What to do
Tally the lines containing the word "浦项制铁" and give the total alone.

Dataset items
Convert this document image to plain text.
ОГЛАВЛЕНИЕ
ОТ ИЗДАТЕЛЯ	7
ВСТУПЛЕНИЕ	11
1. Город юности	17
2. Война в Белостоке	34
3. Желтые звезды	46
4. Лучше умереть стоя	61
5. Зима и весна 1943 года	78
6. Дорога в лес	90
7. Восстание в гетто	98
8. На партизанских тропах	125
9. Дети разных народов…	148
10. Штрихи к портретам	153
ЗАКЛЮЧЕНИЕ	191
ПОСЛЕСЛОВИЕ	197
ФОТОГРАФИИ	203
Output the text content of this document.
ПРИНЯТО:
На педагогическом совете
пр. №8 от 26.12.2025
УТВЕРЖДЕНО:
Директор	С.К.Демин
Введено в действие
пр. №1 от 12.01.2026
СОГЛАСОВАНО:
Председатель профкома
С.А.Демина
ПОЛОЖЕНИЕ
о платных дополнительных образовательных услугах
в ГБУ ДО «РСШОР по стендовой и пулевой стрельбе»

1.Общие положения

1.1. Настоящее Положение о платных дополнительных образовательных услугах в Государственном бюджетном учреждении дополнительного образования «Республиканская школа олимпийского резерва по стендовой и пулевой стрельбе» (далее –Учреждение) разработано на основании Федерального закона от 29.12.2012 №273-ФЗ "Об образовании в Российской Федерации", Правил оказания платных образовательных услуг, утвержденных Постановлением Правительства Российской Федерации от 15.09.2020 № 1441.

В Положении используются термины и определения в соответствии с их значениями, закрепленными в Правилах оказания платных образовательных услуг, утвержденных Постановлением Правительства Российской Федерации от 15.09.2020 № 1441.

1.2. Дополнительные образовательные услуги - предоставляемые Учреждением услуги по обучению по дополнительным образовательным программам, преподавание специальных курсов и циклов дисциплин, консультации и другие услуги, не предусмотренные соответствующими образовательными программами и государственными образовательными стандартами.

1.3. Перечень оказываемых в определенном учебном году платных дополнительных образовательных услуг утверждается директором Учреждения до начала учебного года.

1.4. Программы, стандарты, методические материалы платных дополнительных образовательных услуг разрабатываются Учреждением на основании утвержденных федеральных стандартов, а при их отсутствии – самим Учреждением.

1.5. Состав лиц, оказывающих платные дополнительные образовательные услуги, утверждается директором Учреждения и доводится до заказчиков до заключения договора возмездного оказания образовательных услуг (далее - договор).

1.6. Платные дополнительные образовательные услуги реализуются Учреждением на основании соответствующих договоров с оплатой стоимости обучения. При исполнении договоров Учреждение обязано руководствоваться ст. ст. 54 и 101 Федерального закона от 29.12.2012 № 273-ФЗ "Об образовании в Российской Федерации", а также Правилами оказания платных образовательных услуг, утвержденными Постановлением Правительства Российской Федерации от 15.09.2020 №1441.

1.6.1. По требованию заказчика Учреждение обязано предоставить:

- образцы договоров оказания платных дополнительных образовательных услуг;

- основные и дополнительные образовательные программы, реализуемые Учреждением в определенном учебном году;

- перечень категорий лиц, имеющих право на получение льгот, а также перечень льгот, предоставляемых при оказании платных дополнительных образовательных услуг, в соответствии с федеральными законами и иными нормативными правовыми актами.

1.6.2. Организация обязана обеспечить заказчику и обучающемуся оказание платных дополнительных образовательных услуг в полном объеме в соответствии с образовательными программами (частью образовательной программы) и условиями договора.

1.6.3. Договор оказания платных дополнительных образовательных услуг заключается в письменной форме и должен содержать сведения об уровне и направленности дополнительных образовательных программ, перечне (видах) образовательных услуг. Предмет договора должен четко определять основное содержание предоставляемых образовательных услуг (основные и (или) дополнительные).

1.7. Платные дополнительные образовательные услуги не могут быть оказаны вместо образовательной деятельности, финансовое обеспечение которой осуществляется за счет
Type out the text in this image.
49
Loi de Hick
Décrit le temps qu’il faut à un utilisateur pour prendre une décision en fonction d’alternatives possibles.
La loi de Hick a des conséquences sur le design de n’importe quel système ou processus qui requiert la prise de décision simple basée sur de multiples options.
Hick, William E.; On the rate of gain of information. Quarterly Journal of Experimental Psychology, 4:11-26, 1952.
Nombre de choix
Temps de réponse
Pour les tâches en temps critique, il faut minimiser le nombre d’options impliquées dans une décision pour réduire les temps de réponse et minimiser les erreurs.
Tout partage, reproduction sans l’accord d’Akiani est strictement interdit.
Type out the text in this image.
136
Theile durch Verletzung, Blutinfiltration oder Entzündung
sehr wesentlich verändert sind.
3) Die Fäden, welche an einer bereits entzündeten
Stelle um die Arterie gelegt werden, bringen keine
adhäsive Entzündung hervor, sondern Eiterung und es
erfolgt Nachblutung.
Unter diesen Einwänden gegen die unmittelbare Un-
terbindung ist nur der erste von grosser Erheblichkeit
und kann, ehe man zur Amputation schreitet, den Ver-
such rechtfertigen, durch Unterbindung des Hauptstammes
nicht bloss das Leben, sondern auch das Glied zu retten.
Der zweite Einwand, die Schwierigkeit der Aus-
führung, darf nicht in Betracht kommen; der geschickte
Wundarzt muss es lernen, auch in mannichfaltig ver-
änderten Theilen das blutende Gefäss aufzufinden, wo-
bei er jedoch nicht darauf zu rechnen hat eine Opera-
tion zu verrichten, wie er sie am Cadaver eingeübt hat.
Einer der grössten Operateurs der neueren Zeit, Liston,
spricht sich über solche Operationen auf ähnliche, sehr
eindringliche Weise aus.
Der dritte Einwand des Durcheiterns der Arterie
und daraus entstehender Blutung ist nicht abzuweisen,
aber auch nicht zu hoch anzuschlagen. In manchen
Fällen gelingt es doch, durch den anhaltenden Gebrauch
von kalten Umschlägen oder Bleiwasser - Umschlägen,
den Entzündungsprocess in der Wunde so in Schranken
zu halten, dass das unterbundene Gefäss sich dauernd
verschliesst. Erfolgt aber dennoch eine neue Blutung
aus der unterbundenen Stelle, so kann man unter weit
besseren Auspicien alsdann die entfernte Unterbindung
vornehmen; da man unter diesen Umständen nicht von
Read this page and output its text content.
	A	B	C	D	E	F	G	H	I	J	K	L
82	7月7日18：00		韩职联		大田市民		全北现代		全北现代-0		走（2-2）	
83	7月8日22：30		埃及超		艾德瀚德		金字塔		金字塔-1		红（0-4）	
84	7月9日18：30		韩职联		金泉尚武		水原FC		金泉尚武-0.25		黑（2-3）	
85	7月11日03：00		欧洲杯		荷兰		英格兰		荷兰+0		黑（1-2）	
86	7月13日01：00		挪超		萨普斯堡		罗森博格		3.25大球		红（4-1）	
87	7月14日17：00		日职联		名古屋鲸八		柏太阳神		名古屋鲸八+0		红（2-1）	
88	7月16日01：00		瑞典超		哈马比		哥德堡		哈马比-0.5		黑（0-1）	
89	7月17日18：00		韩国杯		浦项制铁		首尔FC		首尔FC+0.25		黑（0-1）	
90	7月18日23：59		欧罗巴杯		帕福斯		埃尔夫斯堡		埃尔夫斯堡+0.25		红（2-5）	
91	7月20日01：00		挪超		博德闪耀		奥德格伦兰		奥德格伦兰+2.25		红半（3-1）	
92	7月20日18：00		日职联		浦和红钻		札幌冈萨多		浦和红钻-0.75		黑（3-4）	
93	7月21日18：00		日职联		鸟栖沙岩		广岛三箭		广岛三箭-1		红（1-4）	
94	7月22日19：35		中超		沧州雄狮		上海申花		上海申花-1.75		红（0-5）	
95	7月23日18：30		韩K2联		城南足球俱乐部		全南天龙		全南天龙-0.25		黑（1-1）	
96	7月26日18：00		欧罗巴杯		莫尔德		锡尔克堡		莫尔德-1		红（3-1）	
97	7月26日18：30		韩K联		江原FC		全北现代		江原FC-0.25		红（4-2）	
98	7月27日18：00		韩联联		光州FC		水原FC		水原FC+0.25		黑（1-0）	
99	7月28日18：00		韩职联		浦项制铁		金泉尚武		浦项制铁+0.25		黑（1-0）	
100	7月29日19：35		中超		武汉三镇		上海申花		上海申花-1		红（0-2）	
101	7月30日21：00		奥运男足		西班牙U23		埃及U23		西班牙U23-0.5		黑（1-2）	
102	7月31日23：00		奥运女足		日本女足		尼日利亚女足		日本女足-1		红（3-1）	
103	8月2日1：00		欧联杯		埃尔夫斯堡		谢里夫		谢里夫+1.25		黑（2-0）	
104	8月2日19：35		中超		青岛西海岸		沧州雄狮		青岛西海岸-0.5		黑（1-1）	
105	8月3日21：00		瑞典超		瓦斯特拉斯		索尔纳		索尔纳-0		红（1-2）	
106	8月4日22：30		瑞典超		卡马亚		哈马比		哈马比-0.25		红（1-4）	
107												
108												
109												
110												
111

Problem solution
2